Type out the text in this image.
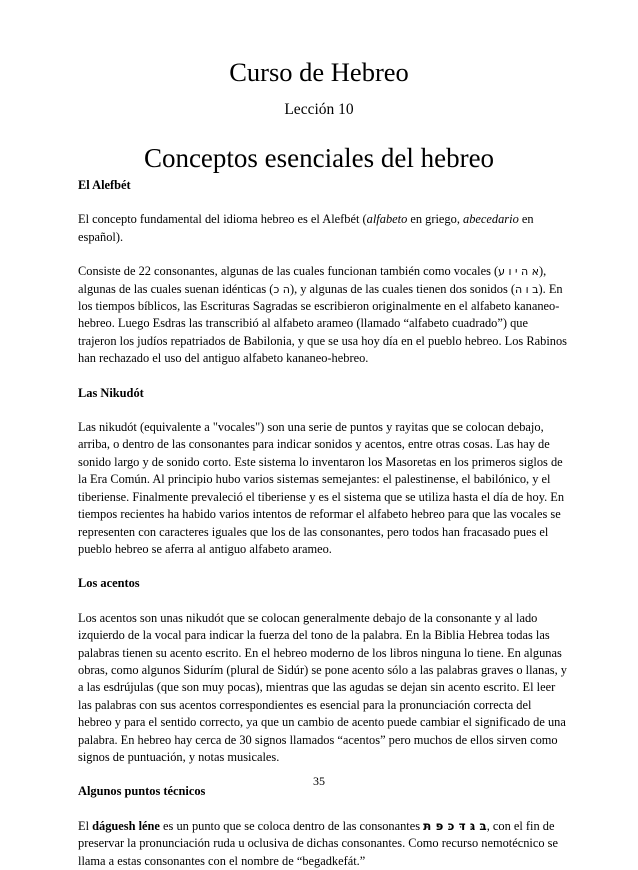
Curso de Hebreo
Lección 10
Conceptos esenciales del hebreo

El Alefbét

El concepto fundamental del idioma hebreo es el Alefbét (alfabeto en griego, abecedario en español).

Consiste de 22 consonantes, algunas de las cuales funcionan también como vocales (א ה י ו ע), algunas de las cuales suenan idénticas (ה כ), y algunas de las cuales tienen dos sonidos (ב ו ה). En los tiempos bíblicos, las Escrituras Sagradas se escribieron originalmente en el alfabeto kananeo-hebreo. Luego Esdras las transcribió al alfabeto arameo (llamado “alfabeto cuadrado”) que trajeron los judíos repatriados de Babilonia, y que se usa hoy día en el pueblo hebreo. Los Rabinos han rechazado el uso del antiguo alfabeto kananeo-hebreo.

Las Nikudót

Las nikudót (equivalente a "vocales") son una serie de puntos y rayitas que se colocan debajo, arriba, o dentro de las consonantes para indicar sonidos y acentos, entre otras cosas. Las hay de sonido largo y de sonido corto. Este sistema lo inventaron los Masoretas en los primeros siglos de la Era Común. Al principio hubo varios sistemas semejantes: el palestinense, el babilónico, y el tiberiense. Finalmente prevaleció el tiberiense y es el sistema que se utiliza hasta el día de hoy. En tiempos recientes ha habido varios intentos de reformar el alfabeto hebreo para que las vocales se representen con caracteres iguales que los de las consonantes, pero todos han fracasado pues el pueblo hebreo se aferra al antiguo alfabeto arameo.

Los acentos

Los acentos son unas nikudót que se colocan generalmente debajo de la consonante y al lado izquierdo de la vocal para indicar la fuerza del tono de la palabra. En la Biblia Hebrea todas las palabras tienen su acento escrito. En el hebreo moderno de los libros ninguna lo tiene. En algunas obras, como algunos Sidurím (plural de Sidúr) se pone acento sólo a las palabras graves o llanas, y a las esdrújulas (que son muy pocas), mientras que las agudas se dejan sin acento escrito. El leer las palabras con sus acentos correspondientes es esencial para la pronunciación correcta del hebreo y para el sentido correcto, ya que un cambio de acento puede cambiar el significado de una palabra. En hebreo hay cerca de 30 signos llamados “acentos” pero muchos de ellos sirven como signos de puntuación, y notas musicales.

Algunos puntos técnicos

El dáguesh léne es un punto que se coloca dentro de las consonantes בּ גּ דּ כּ פּ תּ, con el fin de preservar la pronunciación ruda u oclusiva de dichas consonantes. Como recurso nemotécnico se llama a estas consonantes con el nombre de “begadkefát.”

35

----------------------------------------

■ Problem: Give only the number of lines in the data that hold the word "Alefbét".

■ Response to this exercise: 2